--- start ---
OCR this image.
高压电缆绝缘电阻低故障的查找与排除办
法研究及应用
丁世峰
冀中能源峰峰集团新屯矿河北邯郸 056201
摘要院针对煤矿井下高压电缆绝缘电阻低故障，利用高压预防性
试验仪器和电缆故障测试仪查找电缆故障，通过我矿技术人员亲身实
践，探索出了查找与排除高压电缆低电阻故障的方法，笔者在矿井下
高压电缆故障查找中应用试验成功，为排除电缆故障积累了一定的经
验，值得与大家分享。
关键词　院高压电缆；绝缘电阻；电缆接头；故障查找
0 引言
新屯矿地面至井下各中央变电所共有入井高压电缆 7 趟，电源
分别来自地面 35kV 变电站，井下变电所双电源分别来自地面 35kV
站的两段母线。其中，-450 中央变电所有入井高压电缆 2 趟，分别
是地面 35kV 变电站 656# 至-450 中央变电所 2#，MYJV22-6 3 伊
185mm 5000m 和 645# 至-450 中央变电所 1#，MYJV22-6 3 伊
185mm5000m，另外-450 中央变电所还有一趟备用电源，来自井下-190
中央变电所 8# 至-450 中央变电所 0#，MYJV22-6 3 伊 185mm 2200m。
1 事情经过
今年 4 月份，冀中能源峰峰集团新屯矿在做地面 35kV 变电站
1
--- end ---
--- start ---
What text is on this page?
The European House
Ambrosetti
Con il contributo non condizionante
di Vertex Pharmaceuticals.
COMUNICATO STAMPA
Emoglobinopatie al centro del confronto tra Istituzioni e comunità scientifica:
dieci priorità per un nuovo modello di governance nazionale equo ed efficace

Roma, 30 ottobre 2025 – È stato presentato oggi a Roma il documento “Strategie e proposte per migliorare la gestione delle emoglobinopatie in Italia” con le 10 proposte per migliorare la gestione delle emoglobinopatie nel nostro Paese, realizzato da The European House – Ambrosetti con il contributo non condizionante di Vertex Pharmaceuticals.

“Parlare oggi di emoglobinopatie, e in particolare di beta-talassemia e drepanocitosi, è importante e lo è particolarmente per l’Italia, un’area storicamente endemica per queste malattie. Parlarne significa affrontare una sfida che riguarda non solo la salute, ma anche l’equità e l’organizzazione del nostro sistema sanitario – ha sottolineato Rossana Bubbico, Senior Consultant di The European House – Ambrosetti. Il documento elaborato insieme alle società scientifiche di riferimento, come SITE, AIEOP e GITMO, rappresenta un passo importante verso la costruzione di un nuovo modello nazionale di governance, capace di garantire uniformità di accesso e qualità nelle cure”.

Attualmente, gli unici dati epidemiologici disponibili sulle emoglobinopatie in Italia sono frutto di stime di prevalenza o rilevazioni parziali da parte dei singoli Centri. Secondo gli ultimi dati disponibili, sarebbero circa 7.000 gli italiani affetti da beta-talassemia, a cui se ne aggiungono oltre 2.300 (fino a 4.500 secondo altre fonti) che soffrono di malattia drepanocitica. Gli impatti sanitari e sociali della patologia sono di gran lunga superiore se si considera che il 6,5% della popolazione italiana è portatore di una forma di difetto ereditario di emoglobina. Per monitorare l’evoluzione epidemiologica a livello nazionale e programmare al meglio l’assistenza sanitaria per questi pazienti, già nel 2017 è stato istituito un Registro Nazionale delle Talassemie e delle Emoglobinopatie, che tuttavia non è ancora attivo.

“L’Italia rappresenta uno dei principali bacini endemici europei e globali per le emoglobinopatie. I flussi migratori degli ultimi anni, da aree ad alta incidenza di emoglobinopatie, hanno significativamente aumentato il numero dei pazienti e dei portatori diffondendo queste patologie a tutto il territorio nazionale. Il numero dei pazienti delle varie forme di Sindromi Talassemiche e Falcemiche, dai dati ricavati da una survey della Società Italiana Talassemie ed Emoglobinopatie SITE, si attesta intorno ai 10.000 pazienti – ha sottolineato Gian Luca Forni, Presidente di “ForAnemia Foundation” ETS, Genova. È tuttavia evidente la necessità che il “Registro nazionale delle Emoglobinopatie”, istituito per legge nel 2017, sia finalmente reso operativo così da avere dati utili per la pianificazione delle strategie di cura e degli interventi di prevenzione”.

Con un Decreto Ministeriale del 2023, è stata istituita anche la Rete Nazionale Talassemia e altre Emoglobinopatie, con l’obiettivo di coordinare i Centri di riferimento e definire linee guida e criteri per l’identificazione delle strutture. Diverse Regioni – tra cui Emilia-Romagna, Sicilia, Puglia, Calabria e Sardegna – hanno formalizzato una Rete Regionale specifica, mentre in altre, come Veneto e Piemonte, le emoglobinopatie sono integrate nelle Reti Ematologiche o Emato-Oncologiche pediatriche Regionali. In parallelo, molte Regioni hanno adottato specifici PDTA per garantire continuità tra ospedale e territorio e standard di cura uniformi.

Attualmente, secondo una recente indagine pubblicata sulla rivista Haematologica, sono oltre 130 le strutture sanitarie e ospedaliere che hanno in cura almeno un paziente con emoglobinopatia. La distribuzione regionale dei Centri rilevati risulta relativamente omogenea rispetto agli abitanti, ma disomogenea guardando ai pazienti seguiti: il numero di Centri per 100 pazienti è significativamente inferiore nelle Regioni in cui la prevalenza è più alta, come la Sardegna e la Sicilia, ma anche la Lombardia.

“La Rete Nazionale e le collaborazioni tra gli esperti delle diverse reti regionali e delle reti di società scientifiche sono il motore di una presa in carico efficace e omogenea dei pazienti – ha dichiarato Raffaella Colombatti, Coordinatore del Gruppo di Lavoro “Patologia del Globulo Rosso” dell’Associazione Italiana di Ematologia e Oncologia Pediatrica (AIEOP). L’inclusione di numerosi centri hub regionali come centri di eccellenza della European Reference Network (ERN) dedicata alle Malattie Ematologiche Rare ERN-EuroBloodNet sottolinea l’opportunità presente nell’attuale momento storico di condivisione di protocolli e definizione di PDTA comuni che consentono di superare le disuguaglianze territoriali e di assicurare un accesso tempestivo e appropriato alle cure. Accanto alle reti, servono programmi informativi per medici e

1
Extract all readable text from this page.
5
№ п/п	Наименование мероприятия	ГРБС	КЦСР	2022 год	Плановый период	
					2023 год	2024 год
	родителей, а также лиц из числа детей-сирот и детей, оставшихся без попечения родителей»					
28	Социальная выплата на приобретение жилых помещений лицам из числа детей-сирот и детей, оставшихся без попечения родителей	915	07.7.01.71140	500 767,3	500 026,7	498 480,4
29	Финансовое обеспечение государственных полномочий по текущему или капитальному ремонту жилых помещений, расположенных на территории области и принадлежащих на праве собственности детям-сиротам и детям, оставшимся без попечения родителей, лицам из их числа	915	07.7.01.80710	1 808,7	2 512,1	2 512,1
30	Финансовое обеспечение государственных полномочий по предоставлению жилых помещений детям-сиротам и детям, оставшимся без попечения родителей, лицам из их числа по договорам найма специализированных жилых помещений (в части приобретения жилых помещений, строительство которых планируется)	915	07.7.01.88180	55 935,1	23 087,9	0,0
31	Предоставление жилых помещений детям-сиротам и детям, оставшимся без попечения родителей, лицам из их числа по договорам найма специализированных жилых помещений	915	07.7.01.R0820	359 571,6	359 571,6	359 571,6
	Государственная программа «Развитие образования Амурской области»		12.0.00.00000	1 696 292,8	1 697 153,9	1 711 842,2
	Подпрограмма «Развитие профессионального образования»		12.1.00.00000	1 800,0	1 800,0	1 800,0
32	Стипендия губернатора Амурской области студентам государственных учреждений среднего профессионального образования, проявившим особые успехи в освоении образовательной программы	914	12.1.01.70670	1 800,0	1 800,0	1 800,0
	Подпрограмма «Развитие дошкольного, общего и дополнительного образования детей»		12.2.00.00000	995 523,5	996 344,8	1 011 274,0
--- end ---
▶ **WRITTEN EXERCISE**
Find the lines above that contain the word "Pharmaceuticals" and collect them.

▶ **SOLUTION**
di Vertex Pharmaceuticals.
Roma, 30 ottobre 2025 – È stato presentato oggi a Roma il documento “Strategie e proposte per migliorare la gestione delle emoglobinopatie in Italia” con le 10 proposte per migliorare la gestione delle emoglobinopatie nel nostro Paese, realizzato da The European House – Ambrosetti con il contributo non condizionante di Vertex Pharmaceuticals.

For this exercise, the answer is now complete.